# WORK TO BE COMPLETED
Where the word "color" occurs in a line, return that line.

# Dataset listings of figures
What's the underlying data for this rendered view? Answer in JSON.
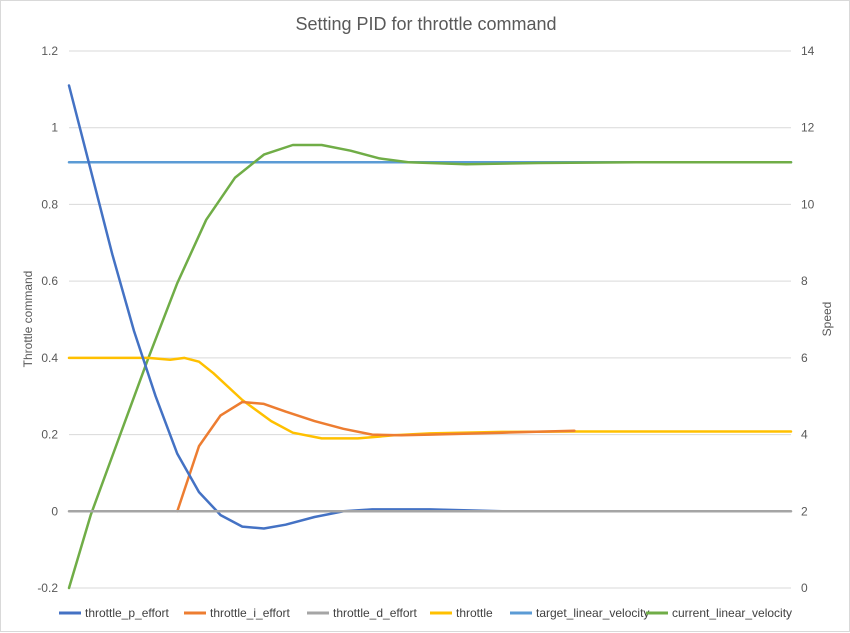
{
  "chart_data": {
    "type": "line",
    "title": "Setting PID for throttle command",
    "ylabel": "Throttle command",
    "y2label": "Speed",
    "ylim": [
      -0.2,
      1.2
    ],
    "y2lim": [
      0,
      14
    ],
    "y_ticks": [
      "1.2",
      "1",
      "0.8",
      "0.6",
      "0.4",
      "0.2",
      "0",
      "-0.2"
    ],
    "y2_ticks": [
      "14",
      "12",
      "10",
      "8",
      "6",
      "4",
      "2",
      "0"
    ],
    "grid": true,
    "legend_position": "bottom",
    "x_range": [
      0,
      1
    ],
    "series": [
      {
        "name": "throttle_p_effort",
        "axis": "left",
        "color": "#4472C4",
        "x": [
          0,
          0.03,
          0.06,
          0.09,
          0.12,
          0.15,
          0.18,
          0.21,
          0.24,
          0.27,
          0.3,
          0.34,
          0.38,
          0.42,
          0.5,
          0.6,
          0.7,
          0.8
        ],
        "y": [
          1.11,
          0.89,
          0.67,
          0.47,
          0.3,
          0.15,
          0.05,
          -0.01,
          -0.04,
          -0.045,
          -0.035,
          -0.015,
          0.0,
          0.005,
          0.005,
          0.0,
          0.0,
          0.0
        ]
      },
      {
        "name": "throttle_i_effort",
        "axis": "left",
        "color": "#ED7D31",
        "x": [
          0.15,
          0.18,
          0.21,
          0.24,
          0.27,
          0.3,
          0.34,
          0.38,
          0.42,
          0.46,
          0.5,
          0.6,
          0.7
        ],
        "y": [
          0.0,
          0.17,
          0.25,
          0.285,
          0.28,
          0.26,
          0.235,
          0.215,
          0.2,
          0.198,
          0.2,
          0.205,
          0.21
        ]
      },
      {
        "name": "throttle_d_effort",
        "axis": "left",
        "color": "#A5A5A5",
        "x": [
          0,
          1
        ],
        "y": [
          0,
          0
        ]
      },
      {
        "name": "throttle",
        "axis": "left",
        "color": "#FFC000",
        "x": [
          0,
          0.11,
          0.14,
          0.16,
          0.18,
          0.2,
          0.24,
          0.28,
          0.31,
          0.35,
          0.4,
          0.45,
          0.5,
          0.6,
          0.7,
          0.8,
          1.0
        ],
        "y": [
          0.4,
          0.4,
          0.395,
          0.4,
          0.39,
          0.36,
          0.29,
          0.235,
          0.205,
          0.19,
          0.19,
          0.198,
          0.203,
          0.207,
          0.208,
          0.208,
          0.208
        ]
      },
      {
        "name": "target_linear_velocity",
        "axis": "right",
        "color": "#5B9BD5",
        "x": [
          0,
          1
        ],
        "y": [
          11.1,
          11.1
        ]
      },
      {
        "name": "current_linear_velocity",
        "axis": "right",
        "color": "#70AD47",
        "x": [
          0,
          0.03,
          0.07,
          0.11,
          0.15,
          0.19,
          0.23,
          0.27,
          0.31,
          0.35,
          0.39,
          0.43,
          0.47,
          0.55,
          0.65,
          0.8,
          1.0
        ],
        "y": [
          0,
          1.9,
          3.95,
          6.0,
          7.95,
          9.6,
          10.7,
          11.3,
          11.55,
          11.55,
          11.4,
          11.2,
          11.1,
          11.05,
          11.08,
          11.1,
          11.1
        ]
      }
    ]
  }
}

# EXERCISE SOLUTION
        "color": "#4472C4",
        "color": "#ED7D31",
        "color": "#A5A5A5",
        "color": "#FFC000",
        "color": "#5B9BD5",
        "color": "#70AD47",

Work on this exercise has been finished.